**TASK OBJECTIVE:** Print each of the entries exactly, leaving nothing out.

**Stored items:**
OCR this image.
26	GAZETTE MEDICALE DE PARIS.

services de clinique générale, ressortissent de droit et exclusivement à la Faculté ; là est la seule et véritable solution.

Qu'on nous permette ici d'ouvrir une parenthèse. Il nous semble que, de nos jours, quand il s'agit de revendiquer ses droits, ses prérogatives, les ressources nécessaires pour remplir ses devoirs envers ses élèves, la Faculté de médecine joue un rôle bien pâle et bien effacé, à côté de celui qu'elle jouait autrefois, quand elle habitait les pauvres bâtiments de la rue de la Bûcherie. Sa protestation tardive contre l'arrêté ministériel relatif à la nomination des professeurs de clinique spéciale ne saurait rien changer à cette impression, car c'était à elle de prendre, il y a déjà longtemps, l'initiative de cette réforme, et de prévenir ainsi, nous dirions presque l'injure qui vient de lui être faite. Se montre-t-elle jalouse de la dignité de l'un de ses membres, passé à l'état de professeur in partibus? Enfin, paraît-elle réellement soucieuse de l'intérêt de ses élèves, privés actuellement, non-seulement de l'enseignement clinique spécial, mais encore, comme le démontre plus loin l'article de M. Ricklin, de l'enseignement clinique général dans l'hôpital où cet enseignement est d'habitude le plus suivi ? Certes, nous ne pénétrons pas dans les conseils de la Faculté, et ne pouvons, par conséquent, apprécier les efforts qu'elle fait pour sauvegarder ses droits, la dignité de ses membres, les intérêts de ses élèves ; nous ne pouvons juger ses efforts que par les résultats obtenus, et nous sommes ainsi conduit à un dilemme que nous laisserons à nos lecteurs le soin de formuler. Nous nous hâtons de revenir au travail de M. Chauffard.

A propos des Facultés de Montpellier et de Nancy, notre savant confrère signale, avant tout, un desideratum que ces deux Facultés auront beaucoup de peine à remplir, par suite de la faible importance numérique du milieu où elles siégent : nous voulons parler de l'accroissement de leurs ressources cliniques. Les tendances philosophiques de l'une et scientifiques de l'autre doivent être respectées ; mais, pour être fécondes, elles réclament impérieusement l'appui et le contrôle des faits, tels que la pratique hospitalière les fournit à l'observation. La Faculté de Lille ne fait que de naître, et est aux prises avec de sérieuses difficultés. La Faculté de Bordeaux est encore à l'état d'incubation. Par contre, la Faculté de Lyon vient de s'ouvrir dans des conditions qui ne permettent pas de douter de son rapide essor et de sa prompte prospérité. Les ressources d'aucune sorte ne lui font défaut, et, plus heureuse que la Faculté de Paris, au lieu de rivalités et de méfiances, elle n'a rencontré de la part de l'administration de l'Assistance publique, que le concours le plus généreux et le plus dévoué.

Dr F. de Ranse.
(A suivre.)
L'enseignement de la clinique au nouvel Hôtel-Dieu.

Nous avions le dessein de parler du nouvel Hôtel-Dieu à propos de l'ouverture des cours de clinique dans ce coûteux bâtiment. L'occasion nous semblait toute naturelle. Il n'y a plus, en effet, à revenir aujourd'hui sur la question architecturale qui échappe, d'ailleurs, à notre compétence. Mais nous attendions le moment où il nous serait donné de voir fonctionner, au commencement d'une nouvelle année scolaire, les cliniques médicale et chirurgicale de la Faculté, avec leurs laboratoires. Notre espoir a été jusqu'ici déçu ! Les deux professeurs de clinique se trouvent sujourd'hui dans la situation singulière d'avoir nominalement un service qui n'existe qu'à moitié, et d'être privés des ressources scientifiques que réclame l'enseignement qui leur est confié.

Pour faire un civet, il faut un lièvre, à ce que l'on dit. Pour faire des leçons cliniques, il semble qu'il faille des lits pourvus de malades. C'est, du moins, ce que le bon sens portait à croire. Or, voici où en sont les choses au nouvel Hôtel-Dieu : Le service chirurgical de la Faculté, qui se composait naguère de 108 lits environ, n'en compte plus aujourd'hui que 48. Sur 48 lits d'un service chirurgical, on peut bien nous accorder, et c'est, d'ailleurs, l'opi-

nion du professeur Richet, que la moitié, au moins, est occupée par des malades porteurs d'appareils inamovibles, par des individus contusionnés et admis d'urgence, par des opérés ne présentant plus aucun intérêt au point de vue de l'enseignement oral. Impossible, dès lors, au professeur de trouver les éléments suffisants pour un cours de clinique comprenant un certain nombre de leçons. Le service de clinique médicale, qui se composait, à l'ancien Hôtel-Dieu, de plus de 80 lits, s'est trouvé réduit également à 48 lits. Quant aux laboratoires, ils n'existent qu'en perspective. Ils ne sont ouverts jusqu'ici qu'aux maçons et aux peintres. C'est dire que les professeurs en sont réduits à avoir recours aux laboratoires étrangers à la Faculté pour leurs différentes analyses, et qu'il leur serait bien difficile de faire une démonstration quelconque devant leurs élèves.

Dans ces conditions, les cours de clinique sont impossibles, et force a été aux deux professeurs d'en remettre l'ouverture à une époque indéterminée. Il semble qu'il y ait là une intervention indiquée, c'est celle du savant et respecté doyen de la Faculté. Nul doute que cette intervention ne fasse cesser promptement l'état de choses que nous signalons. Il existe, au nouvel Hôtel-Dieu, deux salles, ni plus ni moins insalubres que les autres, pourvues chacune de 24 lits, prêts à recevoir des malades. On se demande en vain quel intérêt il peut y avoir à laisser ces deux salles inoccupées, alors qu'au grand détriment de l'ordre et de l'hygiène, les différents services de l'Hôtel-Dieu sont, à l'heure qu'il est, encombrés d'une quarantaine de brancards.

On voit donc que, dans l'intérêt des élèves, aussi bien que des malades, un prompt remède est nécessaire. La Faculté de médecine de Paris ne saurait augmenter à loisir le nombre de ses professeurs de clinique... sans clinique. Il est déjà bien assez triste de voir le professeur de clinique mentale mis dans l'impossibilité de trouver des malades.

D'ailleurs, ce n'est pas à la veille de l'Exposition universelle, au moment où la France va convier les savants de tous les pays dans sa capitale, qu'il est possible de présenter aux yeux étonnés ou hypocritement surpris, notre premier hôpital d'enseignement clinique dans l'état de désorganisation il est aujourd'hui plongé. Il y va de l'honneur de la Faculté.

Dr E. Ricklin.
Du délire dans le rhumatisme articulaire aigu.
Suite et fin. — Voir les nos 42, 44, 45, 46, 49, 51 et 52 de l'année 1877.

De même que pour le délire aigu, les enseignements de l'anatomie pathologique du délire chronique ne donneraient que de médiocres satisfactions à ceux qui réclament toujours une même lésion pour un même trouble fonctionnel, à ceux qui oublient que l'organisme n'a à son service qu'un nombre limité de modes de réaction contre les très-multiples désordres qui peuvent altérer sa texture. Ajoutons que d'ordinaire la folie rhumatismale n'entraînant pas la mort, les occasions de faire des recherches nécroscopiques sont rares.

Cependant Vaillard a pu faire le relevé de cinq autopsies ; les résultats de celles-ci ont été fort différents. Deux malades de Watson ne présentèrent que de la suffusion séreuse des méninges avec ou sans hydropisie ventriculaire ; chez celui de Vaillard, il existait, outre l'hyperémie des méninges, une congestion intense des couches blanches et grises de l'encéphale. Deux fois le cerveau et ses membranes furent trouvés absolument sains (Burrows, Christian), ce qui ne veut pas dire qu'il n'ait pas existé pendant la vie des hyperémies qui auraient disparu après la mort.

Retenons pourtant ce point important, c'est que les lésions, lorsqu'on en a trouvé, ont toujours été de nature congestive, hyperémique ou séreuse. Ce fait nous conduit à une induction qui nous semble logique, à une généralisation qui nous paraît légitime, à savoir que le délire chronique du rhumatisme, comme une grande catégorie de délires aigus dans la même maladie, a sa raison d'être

**EXPECTED OUTPUT:**
OCR this image.
26	GAZETTE MEDICALE DE PARIS.

services de clinique générale, ressortissent de droit et exclusivement à la Faculté ; là est la seule et véritable solution.

Qu'on nous permette ici d'ouvrir une parenthèse. Il nous semble que, de nos jours, quand il s'agit de revendiquer ses droits, ses prérogatives, les ressources nécessaires pour remplir ses devoirs envers ses élèves, la Faculté de médecine joue un rôle bien pâle et bien effacé, à côté de celui qu'elle jouait autrefois, quand elle habitait les pauvres bâtiments de la rue de la Bûcherie. Sa protestation tardive contre l'arrêté ministériel relatif à la nomination des professeurs de clinique spéciale ne saurait rien changer à cette impression, car c'était à elle de prendre, il y a déjà longtemps, l'initiative de cette réforme, et de prévenir ainsi, nous dirions presque l'injure qui vient de lui être faite. Se montre-t-elle jalouse de la dignité de l'un de ses membres, passé à l'état de professeur in partibus? Enfin, paraît-elle réellement soucieuse de l'intérêt de ses élèves, privés actuellement, non-seulement de l'enseignement clinique spécial, mais encore, comme le démontre plus loin l'article de M. Ricklin, de l'enseignement clinique général dans l'hôpital où cet enseignement est d'habitude le plus suivi ? Certes, nous ne pénétrons pas dans les conseils de la Faculté, et ne pouvons, par conséquent, apprécier les efforts qu'elle fait pour sauvegarder ses droits, la dignité de ses membres, les intérêts de ses élèves ; nous ne pouvons juger ses efforts que par les résultats obtenus, et nous sommes ainsi conduit à un dilemme que nous laisserons à nos lecteurs le soin de formuler. Nous nous hâtons de revenir au travail de M. Chauffard.

A propos des Facultés de Montpellier et de Nancy, notre savant confrère signale, avant tout, un desideratum que ces deux Facultés auront beaucoup de peine à remplir, par suite de la faible importance numérique du milieu où elles siégent : nous voulons parler de l'accroissement de leurs ressources cliniques. Les tendances philosophiques de l'une et scientifiques de l'autre doivent être respectées ; mais, pour être fécondes, elles réclament impérieusement l'appui et le contrôle des faits, tels que la pratique hospitalière les fournit à l'observation. La Faculté de Lille ne fait que de naître, et est aux prises avec de sérieuses difficultés. La Faculté de Bordeaux est encore à l'état d'incubation. Par contre, la Faculté de Lyon vient de s'ouvrir dans des conditions qui ne permettent pas de douter de son rapide essor et de sa prompte prospérité. Les ressources d'aucune sorte ne lui font défaut, et, plus heureuse que la Faculté de Paris, au lieu de rivalités et de méfiances, elle n'a rencontré de la part de l'administration de l'Assistance publique, que le concours le plus généreux et le plus dévoué.

Dr F. de Ranse.
(A suivre.)
L'enseignement de la clinique au nouvel Hôtel-Dieu.

Nous avions le dessein de parler du nouvel Hôtel-Dieu à propos de l'ouverture des cours de clinique dans ce coûteux bâtiment. L'occasion nous semblait toute naturelle. Il n'y a plus, en effet, à revenir aujourd'hui sur la question architecturale qui échappe, d'ailleurs, à notre compétence. Mais nous attendions le moment où il nous serait donné de voir fonctionner, au commencement d'une nouvelle année scolaire, les cliniques médicale et chirurgicale de la Faculté, avec leurs laboratoires. Notre espoir a été jusqu'ici déçu ! Les deux professeurs de clinique se trouvent sujourd'hui dans la situation singulière d'avoir nominalement un service qui n'existe qu'à moitié, et d'être privés des ressources scientifiques que réclame l'enseignement qui leur est confié.

Pour faire un civet, il faut un lièvre, à ce que l'on dit. Pour faire des leçons cliniques, il semble qu'il faille des lits pourvus de malades. C'est, du moins, ce que le bon sens portait à croire. Or, voici où en sont les choses au nouvel Hôtel-Dieu : Le service chirurgical de la Faculté, qui se composait naguère de 108 lits environ, n'en compte plus aujourd'hui que 48. Sur 48 lits d'un service chirurgical, on peut bien nous accorder, et c'est, d'ailleurs, l'opi-

nion du professeur Richet, que la moitié, au moins, est occupée par des malades porteurs d'appareils inamovibles, par des individus contusionnés et admis d'urgence, par des opérés ne présentant plus aucun intérêt au point de vue de l'enseignement oral. Impossible, dès lors, au professeur de trouver les éléments suffisants pour un cours de clinique comprenant un certain nombre de leçons. Le service de clinique médicale, qui se composait, à l'ancien Hôtel-Dieu, de plus de 80 lits, s'est trouvé réduit également à 48 lits. Quant aux laboratoires, ils n'existent qu'en perspective. Ils ne sont ouverts jusqu'ici qu'aux maçons et aux peintres. C'est dire que les professeurs en sont réduits à avoir recours aux laboratoires étrangers à la Faculté pour leurs différentes analyses, et qu'il leur serait bien difficile de faire une démonstration quelconque devant leurs élèves.

Dans ces conditions, les cours de clinique sont impossibles, et force a été aux deux professeurs d'en remettre l'ouverture à une époque indéterminée. Il semble qu'il y ait là une intervention indiquée, c'est celle du savant et respecté doyen de la Faculté. Nul doute que cette intervention ne fasse cesser promptement l'état de choses que nous signalons. Il existe, au nouvel Hôtel-Dieu, deux salles, ni plus ni moins insalubres que les autres, pourvues chacune de 24 lits, prêts à recevoir des malades. On se demande en vain quel intérêt il peut y avoir à laisser ces deux salles inoccupées, alors qu'au grand détriment de l'ordre et de l'hygiène, les différents services de l'Hôtel-Dieu sont, à l'heure qu'il est, encombrés d'une quarantaine de brancards.

On voit donc que, dans l'intérêt des élèves, aussi bien que des malades, un prompt remède est nécessaire. La Faculté de médecine de Paris ne saurait augmenter à loisir le nombre de ses professeurs de clinique... sans clinique. Il est déjà bien assez triste de voir le professeur de clinique mentale mis dans l'impossibilité de trouver des malades.

D'ailleurs, ce n'est pas à la veille de l'Exposition universelle, au moment où la France va convier les savants de tous les pays dans sa capitale, qu'il est possible de présenter aux yeux étonnés ou hypocritement surpris, notre premier hôpital d'enseignement clinique dans l'état de désorganisation il est aujourd'hui plongé. Il y va de l'honneur de la Faculté.

Dr E. Ricklin.
Du délire dans le rhumatisme articulaire aigu.
Suite et fin. — Voir les nos 42, 44, 45, 46, 49, 51 et 52 de l'année 1877.

De même que pour le délire aigu, les enseignements de l'anatomie pathologique du délire chronique ne donneraient que de médiocres satisfactions à ceux qui réclament toujours une même lésion pour un même trouble fonctionnel, à ceux qui oublient que l'organisme n'a à son service qu'un nombre limité de modes de réaction contre les très-multiples désordres qui peuvent altérer sa texture. Ajoutons que d'ordinaire la folie rhumatismale n'entraînant pas la mort, les occasions de faire des recherches nécroscopiques sont rares.

Cependant Vaillard a pu faire le relevé de cinq autopsies ; les résultats de celles-ci ont été fort différents. Deux malades de Watson ne présentèrent que de la suffusion séreuse des méninges avec ou sans hydropisie ventriculaire ; chez celui de Vaillard, il existait, outre l'hyperémie des méninges, une congestion intense des couches blanches et grises de l'encéphale. Deux fois le cerveau et ses membranes furent trouvés absolument sains (Burrows, Christian), ce qui ne veut pas dire qu'il n'ait pas existé pendant la vie des hyperémies qui auraient disparu après la mort.

Retenons pourtant ce point important, c'est que les lésions, lorsqu'on en a trouvé, ont toujours été de nature congestive, hyperémique ou séreuse. Ce fait nous conduit à une induction qui nous semble logique, à une généralisation qui nous paraît légitime, à savoir que le délire chronique du rhumatisme, comme une grande catégorie de délires aigus dans la même maladie, a sa raison d'être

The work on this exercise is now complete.